#### Work required
Quote, verbatim, all material below, without pictures.
-- Begin Material provided --
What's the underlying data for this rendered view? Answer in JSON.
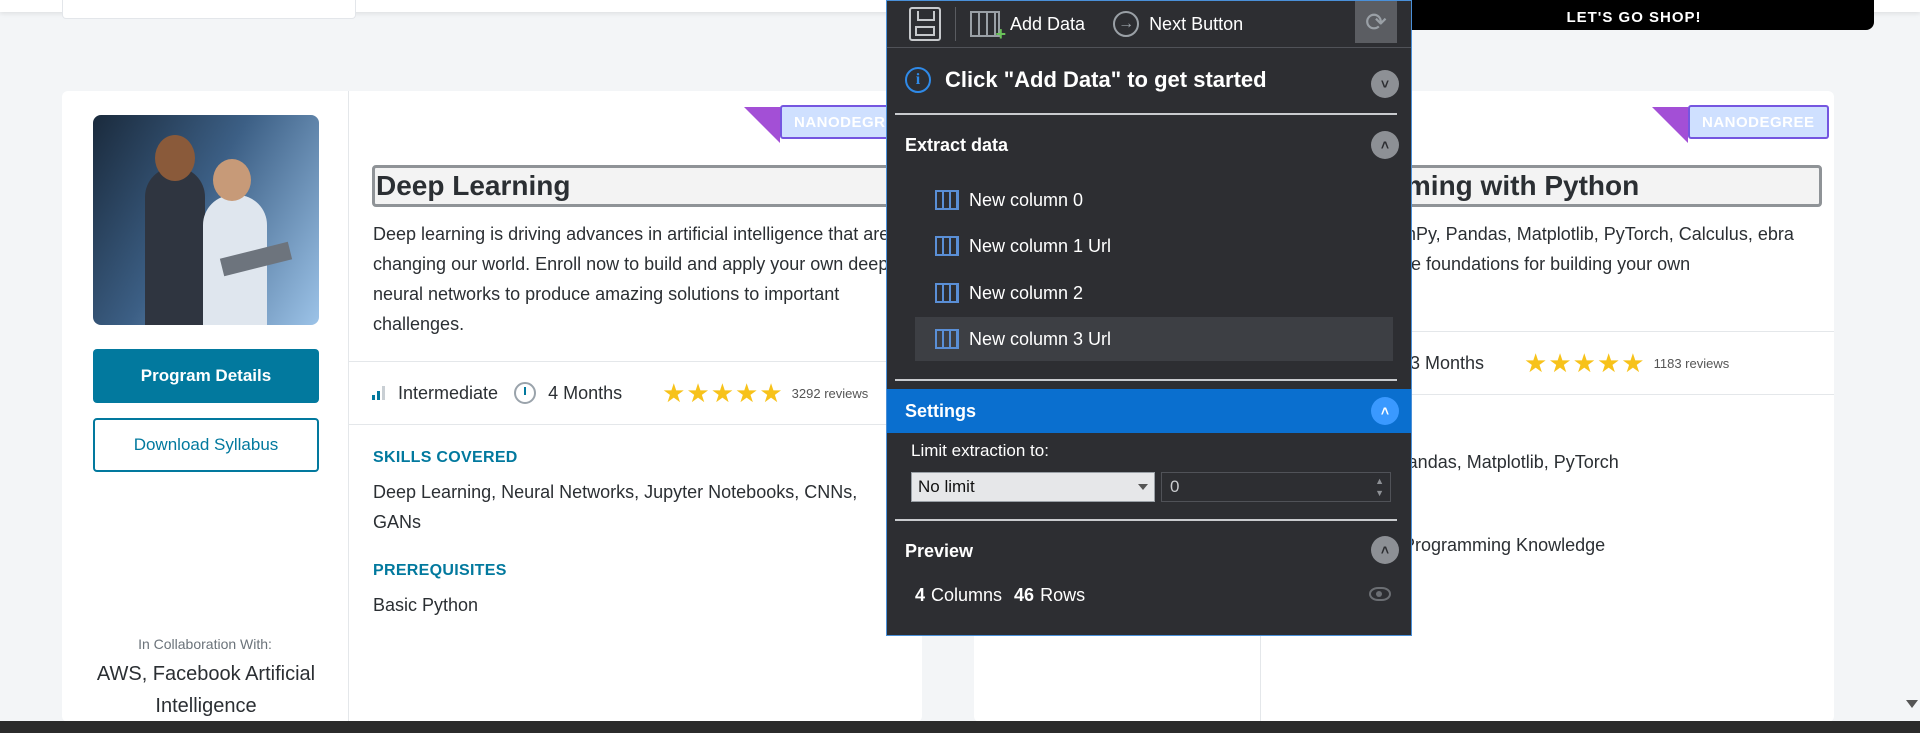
{
  "cards": [
    {
      "badge": "NANODEGREE",
      "title": "Deep Learning",
      "description": "Deep learning is driving advances in artificial intelligence that are changing our world. Enroll now to build and apply your own deep neural networks to produce amazing solutions to important challenges.",
      "level": "Intermediate",
      "duration": "4 Months",
      "reviews": "3292 reviews",
      "skills_label": "SKILLS COVERED",
      "skills": "Deep Learning, Neural Networks, Jupyter Notebooks, CNNs, GANs",
      "prereq_label": "PREREQUISITES",
      "prereq": "Basic Python",
      "program_details": "Program Details",
      "download_syllabus": "Download Syllabus",
      "collab_label": "In Collaboration With:",
      "collab_name": "AWS, Facebook Artificial Intelligence"
    },
    {
      "badge": "NANODEGREE",
      "title_partial": "mming with Python",
      "description_partial": "NumPy, Pandas, Matplotlib, PyTorch, Calculus, ebra—the foundations for building your own",
      "duration": "3 Months",
      "reviews": "1183 reviews",
      "skills_partial": "y, Pandas, Matplotlib, PyTorch",
      "prereq_partial": "nd Programming Knowledge"
    }
  ],
  "toast": "LET'S GO SHOP!",
  "panel": {
    "toolbar": {
      "add_data": "Add Data",
      "next_button": "Next Button"
    },
    "info": "Click \"Add Data\" to get started",
    "extract_title": "Extract data",
    "columns": [
      "New column 0",
      "New column 1 Url",
      "New column 2",
      "New column 3 Url"
    ],
    "settings_title": "Settings",
    "limit_label": "Limit extraction to:",
    "limit_select": "No limit",
    "limit_value": "0",
    "preview_title": "Preview",
    "preview_columns": "4",
    "preview_columns_label": "Columns",
    "preview_rows": "46",
    "preview_rows_label": "Rows"
  }
}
-- End Material provided --
#### Reply
What's the underlying data for this rendered view? Answer in JSON.
{
  "cards": [
    {
      "badge": "NANODEGREE",
      "title": "Deep Learning",
      "description": "Deep learning is driving advances in artificial intelligence that are changing our world. Enroll now to build and apply your own deep neural networks to produce amazing solutions to important challenges.",
      "level": "Intermediate",
      "duration": "4 Months",
      "reviews": "3292 reviews",
      "skills_label": "SKILLS COVERED",
      "skills": "Deep Learning, Neural Networks, Jupyter Notebooks, CNNs, GANs",
      "prereq_label": "PREREQUISITES",
      "prereq": "Basic Python",
      "program_details": "Program Details",
      "download_syllabus": "Download Syllabus",
      "collab_label": "In Collaboration With:",
      "collab_name": "AWS, Facebook Artificial Intelligence"
    },
    {
      "badge": "NANODEGREE",
      "title_partial": "mming with Python",
      "description_partial": "NumPy, Pandas, Matplotlib, PyTorch, Calculus, ebra—the foundations for building your own",
      "duration": "3 Months",
      "reviews": "1183 reviews",
      "skills_partial": "y, Pandas, Matplotlib, PyTorch",
      "prereq_partial": "nd Programming Knowledge"
    }
  ],
  "toast": "LET'S GO SHOP!",
  "panel": {
    "toolbar": {
      "add_data": "Add Data",
      "next_button": "Next Button"
    },
    "info": "Click \"Add Data\" to get started",
    "extract_title": "Extract data",
    "columns": [
      "New column 0",
      "New column 1 Url",
      "New column 2",
      "New column 3 Url"
    ],
    "settings_title": "Settings",
    "limit_label": "Limit extraction to:",
    "limit_select": "No limit",
    "limit_value": "0",
    "preview_title": "Preview",
    "preview_columns": "4",
    "preview_columns_label": "Columns",
    "preview_rows": "46",
    "preview_rows_label": "Rows"
  }
}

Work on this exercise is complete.